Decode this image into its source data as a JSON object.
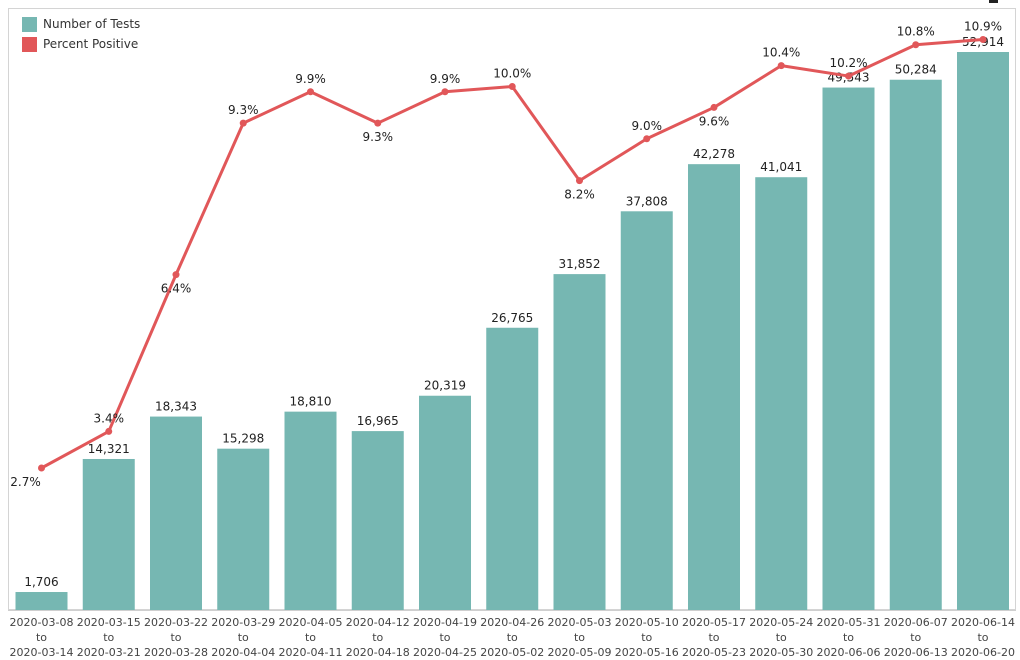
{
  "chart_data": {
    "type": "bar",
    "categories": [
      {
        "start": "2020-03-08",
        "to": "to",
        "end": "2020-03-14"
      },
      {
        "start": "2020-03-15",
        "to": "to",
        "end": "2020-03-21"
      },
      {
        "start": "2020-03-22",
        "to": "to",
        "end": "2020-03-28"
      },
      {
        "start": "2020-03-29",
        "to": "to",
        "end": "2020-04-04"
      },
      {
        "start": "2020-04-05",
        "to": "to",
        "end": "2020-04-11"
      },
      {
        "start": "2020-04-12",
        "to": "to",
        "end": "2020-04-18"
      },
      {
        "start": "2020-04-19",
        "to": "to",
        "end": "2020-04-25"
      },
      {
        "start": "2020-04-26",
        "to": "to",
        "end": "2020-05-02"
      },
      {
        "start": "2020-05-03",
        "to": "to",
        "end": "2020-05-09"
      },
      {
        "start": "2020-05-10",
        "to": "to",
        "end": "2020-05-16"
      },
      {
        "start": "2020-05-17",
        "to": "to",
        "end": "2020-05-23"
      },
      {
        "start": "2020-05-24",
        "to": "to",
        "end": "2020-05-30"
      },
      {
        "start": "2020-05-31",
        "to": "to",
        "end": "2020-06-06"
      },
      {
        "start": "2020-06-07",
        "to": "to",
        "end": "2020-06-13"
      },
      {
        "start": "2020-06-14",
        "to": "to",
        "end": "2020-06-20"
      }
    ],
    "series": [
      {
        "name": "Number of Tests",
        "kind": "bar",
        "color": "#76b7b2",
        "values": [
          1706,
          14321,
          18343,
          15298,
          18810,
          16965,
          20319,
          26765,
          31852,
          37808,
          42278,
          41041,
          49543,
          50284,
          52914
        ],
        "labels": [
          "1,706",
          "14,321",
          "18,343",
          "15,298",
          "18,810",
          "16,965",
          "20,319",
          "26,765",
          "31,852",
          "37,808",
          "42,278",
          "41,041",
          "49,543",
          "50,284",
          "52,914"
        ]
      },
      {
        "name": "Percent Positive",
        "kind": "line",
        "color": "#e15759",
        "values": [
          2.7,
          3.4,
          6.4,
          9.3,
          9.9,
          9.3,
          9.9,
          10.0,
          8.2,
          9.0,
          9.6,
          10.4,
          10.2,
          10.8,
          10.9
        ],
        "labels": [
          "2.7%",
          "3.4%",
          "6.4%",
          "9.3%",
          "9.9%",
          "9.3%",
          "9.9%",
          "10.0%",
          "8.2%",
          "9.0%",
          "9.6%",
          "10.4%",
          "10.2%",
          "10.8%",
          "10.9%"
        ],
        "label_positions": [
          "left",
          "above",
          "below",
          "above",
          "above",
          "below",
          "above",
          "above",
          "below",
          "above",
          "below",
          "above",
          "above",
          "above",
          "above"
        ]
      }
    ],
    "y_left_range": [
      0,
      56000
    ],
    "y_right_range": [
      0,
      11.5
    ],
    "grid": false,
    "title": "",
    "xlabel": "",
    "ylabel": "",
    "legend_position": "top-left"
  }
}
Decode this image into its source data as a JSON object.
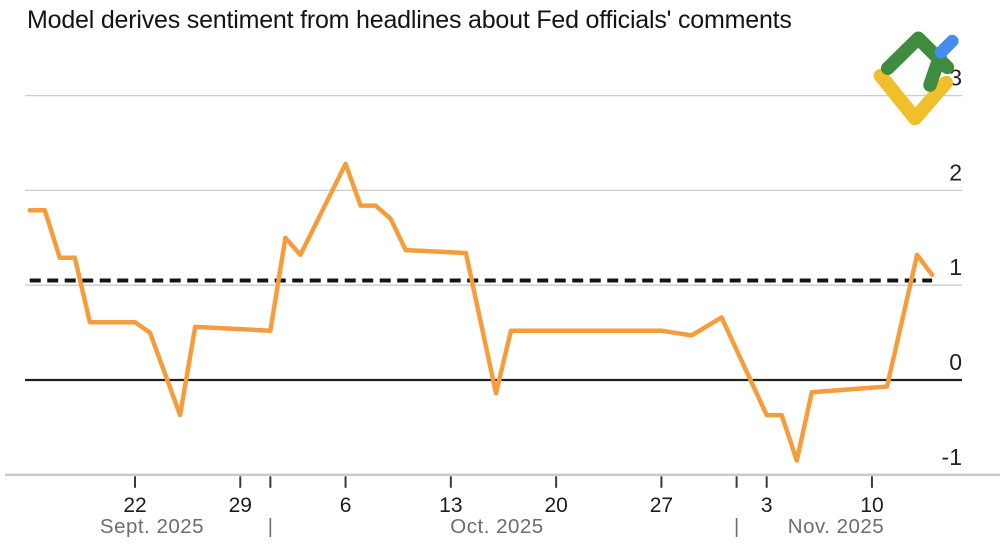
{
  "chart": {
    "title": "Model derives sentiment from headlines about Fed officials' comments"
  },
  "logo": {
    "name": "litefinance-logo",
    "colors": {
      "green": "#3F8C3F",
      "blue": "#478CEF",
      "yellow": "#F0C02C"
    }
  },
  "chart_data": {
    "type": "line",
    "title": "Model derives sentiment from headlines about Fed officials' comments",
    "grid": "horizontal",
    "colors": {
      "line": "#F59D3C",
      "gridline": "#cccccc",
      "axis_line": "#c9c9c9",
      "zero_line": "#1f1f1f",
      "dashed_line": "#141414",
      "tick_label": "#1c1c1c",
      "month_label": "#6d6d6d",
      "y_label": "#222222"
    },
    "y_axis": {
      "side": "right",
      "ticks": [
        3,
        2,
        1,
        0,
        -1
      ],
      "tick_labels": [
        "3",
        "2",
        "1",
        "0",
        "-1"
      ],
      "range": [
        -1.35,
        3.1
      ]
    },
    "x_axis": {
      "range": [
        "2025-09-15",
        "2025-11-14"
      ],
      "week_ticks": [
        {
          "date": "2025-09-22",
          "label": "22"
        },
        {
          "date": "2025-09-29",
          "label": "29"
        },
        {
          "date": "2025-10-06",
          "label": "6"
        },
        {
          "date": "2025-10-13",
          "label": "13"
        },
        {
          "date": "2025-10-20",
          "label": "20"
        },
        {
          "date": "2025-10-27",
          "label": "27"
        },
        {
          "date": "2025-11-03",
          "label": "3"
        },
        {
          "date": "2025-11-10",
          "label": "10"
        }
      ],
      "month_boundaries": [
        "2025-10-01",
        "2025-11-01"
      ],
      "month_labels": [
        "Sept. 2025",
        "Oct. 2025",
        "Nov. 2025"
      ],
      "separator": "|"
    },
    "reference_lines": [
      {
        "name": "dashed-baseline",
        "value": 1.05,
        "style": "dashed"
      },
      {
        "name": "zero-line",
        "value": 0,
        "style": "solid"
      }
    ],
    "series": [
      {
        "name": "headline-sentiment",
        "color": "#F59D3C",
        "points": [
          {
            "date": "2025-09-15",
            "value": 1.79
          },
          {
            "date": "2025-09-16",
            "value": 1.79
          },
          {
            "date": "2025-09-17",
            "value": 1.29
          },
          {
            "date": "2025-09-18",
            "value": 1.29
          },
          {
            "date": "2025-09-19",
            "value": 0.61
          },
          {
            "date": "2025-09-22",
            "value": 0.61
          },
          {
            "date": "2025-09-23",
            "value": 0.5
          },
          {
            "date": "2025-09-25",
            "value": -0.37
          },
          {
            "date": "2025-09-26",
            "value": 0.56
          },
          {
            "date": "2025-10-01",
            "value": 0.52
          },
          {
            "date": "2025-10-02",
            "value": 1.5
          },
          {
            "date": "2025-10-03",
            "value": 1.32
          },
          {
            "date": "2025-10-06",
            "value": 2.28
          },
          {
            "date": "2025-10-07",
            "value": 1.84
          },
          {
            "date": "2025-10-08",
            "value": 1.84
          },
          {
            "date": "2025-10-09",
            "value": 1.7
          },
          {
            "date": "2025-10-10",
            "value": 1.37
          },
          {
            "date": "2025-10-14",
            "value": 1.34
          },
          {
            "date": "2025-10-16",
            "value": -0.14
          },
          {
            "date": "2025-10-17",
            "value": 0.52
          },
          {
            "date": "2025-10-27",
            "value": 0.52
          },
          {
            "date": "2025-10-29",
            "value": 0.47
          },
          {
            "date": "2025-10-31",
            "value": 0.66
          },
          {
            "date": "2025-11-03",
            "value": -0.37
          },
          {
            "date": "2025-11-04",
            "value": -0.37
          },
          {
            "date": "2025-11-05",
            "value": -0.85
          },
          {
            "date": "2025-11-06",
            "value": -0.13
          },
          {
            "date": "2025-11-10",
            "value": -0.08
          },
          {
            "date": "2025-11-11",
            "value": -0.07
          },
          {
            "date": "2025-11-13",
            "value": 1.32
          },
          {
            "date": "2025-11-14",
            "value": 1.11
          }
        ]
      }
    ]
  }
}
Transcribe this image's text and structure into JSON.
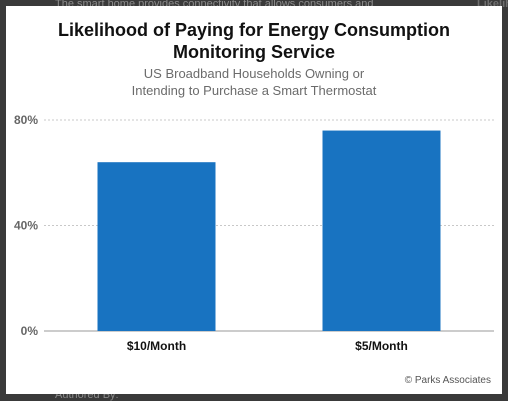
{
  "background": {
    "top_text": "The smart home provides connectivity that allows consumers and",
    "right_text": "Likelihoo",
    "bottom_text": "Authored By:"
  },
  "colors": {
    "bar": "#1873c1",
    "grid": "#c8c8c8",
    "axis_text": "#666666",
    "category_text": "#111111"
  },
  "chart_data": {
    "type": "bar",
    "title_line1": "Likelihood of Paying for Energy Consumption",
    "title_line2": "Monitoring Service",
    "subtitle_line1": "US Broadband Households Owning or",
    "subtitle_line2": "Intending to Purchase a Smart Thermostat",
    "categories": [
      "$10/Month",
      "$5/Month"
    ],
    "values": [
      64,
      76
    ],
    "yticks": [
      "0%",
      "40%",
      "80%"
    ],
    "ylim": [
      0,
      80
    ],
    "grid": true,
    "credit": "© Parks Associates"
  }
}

Written problem:
Scan the entries above for the word "headlines" and collect each line holding it.

Response to the exercise:
    "title": "Model derives sentiment from headlines about Fed officials' comments"
    "title": "Model derives sentiment from headlines about Fed officials' comments",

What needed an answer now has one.